[A block of data]
** START **
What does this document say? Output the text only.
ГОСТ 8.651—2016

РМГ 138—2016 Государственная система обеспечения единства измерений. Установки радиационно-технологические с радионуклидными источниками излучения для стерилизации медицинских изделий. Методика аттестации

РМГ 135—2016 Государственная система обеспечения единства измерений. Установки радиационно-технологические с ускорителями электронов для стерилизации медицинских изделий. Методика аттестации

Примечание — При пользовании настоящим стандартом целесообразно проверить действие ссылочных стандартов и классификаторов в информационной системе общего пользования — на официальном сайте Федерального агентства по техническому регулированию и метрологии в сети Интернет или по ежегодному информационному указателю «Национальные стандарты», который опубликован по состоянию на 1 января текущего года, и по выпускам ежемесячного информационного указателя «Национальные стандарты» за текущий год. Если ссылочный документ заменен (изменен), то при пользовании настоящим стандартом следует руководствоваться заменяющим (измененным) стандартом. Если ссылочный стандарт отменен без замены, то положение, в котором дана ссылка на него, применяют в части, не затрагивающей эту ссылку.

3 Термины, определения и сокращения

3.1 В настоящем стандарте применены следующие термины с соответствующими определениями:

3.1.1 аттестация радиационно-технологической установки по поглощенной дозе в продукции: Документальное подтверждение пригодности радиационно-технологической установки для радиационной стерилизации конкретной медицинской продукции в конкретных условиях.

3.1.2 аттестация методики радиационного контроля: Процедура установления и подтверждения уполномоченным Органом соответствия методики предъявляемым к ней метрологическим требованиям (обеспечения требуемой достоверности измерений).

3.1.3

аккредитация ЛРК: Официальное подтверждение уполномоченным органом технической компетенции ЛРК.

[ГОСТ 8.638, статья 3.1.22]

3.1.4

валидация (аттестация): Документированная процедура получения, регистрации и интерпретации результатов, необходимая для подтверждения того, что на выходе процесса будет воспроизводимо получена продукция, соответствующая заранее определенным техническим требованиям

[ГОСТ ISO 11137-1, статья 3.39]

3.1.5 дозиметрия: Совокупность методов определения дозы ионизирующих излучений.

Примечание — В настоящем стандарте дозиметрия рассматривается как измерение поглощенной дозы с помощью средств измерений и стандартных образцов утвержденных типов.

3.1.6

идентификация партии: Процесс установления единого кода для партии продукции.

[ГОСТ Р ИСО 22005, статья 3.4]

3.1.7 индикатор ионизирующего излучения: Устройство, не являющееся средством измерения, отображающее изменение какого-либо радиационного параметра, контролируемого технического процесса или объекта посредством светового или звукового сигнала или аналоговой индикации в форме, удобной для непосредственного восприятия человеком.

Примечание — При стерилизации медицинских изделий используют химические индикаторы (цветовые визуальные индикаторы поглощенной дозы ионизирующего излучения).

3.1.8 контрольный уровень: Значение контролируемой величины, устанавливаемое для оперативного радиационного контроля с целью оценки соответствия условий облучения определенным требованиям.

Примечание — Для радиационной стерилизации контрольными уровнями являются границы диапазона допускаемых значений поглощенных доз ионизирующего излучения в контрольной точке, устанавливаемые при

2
** END **
Task directions — Give the listing again, word for word.

Output of the task —
What does this document say? Output the text only.
ГОСТ 8.651—2016

РМГ 138—2016 Государственная система обеспечения единства измерений. Установки радиационно-технологические с радионуклидными источниками излучения для стерилизации медицинских изделий. Методика аттестации

РМГ 135—2016 Государственная система обеспечения единства измерений. Установки радиационно-технологические с ускорителями электронов для стерилизации медицинских изделий. Методика аттестации

Примечание — При пользовании настоящим стандартом целесообразно проверить действие ссылочных стандартов и классификаторов в информационной системе общего пользования — на официальном сайте Федерального агентства по техническому регулированию и метрологии в сети Интернет или по ежегодному информационному указателю «Национальные стандарты», который опубликован по состоянию на 1 января текущего года, и по выпускам ежемесячного информационного указателя «Национальные стандарты» за текущий год. Если ссылочный документ заменен (изменен), то при пользовании настоящим стандартом следует руководствоваться заменяющим (измененным) стандартом. Если ссылочный стандарт отменен без замены, то положение, в котором дана ссылка на него, применяют в части, не затрагивающей эту ссылку.

3 Термины, определения и сокращения

3.1 В настоящем стандарте применены следующие термины с соответствующими определениями:

3.1.1 аттестация радиационно-технологической установки по поглощенной дозе в продукции: Документальное подтверждение пригодности радиационно-технологической установки для радиационной стерилизации конкретной медицинской продукции в конкретных условиях.

3.1.2 аттестация методики радиационного контроля: Процедура установления и подтверждения уполномоченным Органом соответствия методики предъявляемым к ней метрологическим требованиям (обеспечения требуемой достоверности измерений).

3.1.3

аккредитация ЛРК: Официальное подтверждение уполномоченным органом технической компетенции ЛРК.

[ГОСТ 8.638, статья 3.1.22]

3.1.4

валидация (аттестация): Документированная процедура получения, регистрации и интерпретации результатов, необходимая для подтверждения того, что на выходе процесса будет воспроизводимо получена продукция, соответствующая заранее определенным техническим требованиям

[ГОСТ ISO 11137-1, статья 3.39]

3.1.5 дозиметрия: Совокупность методов определения дозы ионизирующих излучений.

Примечание — В настоящем стандарте дозиметрия рассматривается как измерение поглощенной дозы с помощью средств измерений и стандартных образцов утвержденных типов.

3.1.6

идентификация партии: Процесс установления единого кода для партии продукции.

[ГОСТ Р ИСО 22005, статья 3.4]

3.1.7 индикатор ионизирующего излучения: Устройство, не являющееся средством измерения, отображающее изменение какого-либо радиационного параметра, контролируемого технического процесса или объекта посредством светового или звукового сигнала или аналоговой индикации в форме, удобной для непосредственного восприятия человеком.

Примечание — При стерилизации медицинских изделий используют химические индикаторы (цветовые визуальные индикаторы поглощенной дозы ионизирующего излучения).

3.1.8 контрольный уровень: Значение контролируемой величины, устанавливаемое для оперативного радиационного контроля с целью оценки соответствия условий облучения определенным требованиям.

Примечание — Для радиационной стерилизации контрольными уровнями являются границы диапазона допускаемых значений поглощенных доз ионизирующего излучения в контрольной точке, устанавливаемые при

2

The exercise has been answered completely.